### [Material shown]
***

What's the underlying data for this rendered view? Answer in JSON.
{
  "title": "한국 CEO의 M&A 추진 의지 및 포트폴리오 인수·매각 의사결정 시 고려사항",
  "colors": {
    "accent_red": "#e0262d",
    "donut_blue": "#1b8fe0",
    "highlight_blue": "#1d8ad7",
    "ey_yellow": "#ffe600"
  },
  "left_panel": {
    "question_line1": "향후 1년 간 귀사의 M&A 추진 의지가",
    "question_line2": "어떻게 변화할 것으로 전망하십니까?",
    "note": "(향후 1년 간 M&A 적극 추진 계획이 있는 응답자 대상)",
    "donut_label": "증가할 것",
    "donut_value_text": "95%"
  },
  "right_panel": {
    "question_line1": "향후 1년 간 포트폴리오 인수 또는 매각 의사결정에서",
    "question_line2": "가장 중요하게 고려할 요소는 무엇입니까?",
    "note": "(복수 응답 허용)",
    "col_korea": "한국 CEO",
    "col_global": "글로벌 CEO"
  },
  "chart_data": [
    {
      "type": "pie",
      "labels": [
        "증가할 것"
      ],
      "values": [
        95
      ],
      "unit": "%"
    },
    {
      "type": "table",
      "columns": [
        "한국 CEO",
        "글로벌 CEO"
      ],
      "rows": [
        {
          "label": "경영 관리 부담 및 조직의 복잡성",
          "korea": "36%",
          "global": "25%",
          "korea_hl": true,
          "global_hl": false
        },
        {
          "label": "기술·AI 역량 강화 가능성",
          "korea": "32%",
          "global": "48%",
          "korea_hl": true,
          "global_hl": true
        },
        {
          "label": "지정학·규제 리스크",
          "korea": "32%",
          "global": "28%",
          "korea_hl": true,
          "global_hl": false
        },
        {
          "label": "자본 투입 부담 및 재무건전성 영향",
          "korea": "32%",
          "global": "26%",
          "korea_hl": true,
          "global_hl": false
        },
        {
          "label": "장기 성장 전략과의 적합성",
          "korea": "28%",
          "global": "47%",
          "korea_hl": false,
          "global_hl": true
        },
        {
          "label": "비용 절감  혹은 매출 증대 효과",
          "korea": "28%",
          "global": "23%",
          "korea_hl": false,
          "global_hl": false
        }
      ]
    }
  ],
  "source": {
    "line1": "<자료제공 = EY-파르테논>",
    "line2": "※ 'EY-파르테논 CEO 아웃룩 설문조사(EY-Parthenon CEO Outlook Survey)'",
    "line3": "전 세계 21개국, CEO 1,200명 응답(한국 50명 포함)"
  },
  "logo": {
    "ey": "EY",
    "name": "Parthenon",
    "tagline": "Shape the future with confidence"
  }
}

***

### [Required work]
Pull out all lines containing "포트폴리오".

### [Answer to this exercise]
  "title": "한국 CEO의 M&A 추진 의지 및 포트폴리오 인수·매각 의사결정 시 고려사항",
    "question_line1": "향후 1년 간 포트폴리오 인수 또는 매각 의사결정에서",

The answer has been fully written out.